» **Required work**
Return the entries below verbatim. Pictures stay out.

» **Data excerpts**
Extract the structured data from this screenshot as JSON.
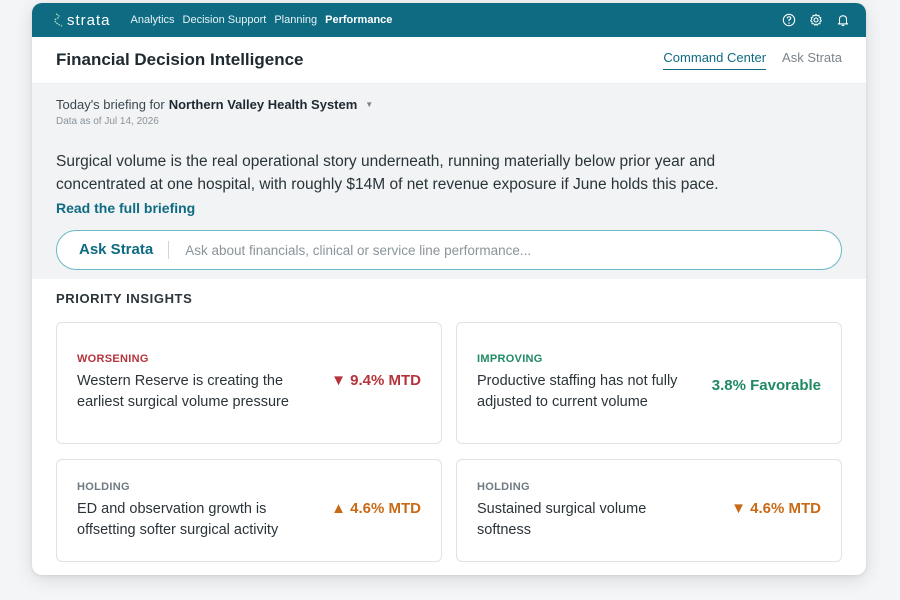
{
  "app": {
    "brand": "strata",
    "nav": [
      "Analytics",
      "Decision Support",
      "Planning",
      "Performance"
    ],
    "active_nav": "Performance",
    "icons": [
      "help-icon",
      "settings-icon",
      "bell-icon"
    ],
    "colors": {
      "brand": "#0f6b82",
      "worsening": "#b5343b",
      "improving": "#1f8a63",
      "holding": "#c86a15"
    }
  },
  "header": {
    "title": "Financial Decision Intelligence",
    "tabs": [
      "Command Center",
      "Ask Strata"
    ],
    "active_tab": "Command Center"
  },
  "briefing": {
    "prefix": "Today's briefing for",
    "organization": "Northern Valley Health System",
    "as_of": "Data as of Jul 14, 2026",
    "summary": "Surgical volume is the real operational story underneath, running materially below prior year and concentrated at one hospital, with roughly $14M of net revenue exposure if June holds this pace.",
    "link": "Read the full briefing"
  },
  "ask": {
    "label": "Ask Strata",
    "placeholder": "Ask about financials, clinical or service line performance..."
  },
  "insights": {
    "title": "PRIORITY INSIGHTS",
    "cards": [
      {
        "status": "WORSENING",
        "text": "Western Reserve is creating the earliest surgical volume pressure",
        "metric": "▼ 9.4% MTD",
        "tone": "worsening"
      },
      {
        "status": "IMPROVING",
        "text": "Productive staffing has not fully adjusted to current volume",
        "metric": "3.8% Favorable",
        "tone": "improving"
      },
      {
        "status": "HOLDING",
        "text": "ED and observation growth is offsetting softer surgical activity",
        "metric": "▲ 4.6% MTD",
        "tone": "holding"
      },
      {
        "status": "HOLDING",
        "text": "Sustained surgical volume softness",
        "metric": "▼ 4.6% MTD",
        "tone": "holding"
      }
    ]
  }
}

» **Result for this exercise**
Extract the structured data from this screenshot as JSON.
{
  "app": {
    "brand": "strata",
    "nav": [
      "Analytics",
      "Decision Support",
      "Planning",
      "Performance"
    ],
    "active_nav": "Performance",
    "icons": [
      "help-icon",
      "settings-icon",
      "bell-icon"
    ],
    "colors": {
      "brand": "#0f6b82",
      "worsening": "#b5343b",
      "improving": "#1f8a63",
      "holding": "#c86a15"
    }
  },
  "header": {
    "title": "Financial Decision Intelligence",
    "tabs": [
      "Command Center",
      "Ask Strata"
    ],
    "active_tab": "Command Center"
  },
  "briefing": {
    "prefix": "Today's briefing for",
    "organization": "Northern Valley Health System",
    "as_of": "Data as of Jul 14, 2026",
    "summary": "Surgical volume is the real operational story underneath, running materially below prior year and concentrated at one hospital, with roughly $14M of net revenue exposure if June holds this pace.",
    "link": "Read the full briefing"
  },
  "ask": {
    "label": "Ask Strata",
    "placeholder": "Ask about financials, clinical or service line performance..."
  },
  "insights": {
    "title": "PRIORITY INSIGHTS",
    "cards": [
      {
        "status": "WORSENING",
        "text": "Western Reserve is creating the earliest surgical volume pressure",
        "metric": "▼ 9.4% MTD",
        "tone": "worsening"
      },
      {
        "status": "IMPROVING",
        "text": "Productive staffing has not fully adjusted to current volume",
        "metric": "3.8% Favorable",
        "tone": "improving"
      },
      {
        "status": "HOLDING",
        "text": "ED and observation growth is offsetting softer surgical activity",
        "metric": "▲ 4.6% MTD",
        "tone": "holding"
      },
      {
        "status": "HOLDING",
        "text": "Sustained surgical volume softness",
        "metric": "▼ 4.6% MTD",
        "tone": "holding"
      }
    ]
  }
}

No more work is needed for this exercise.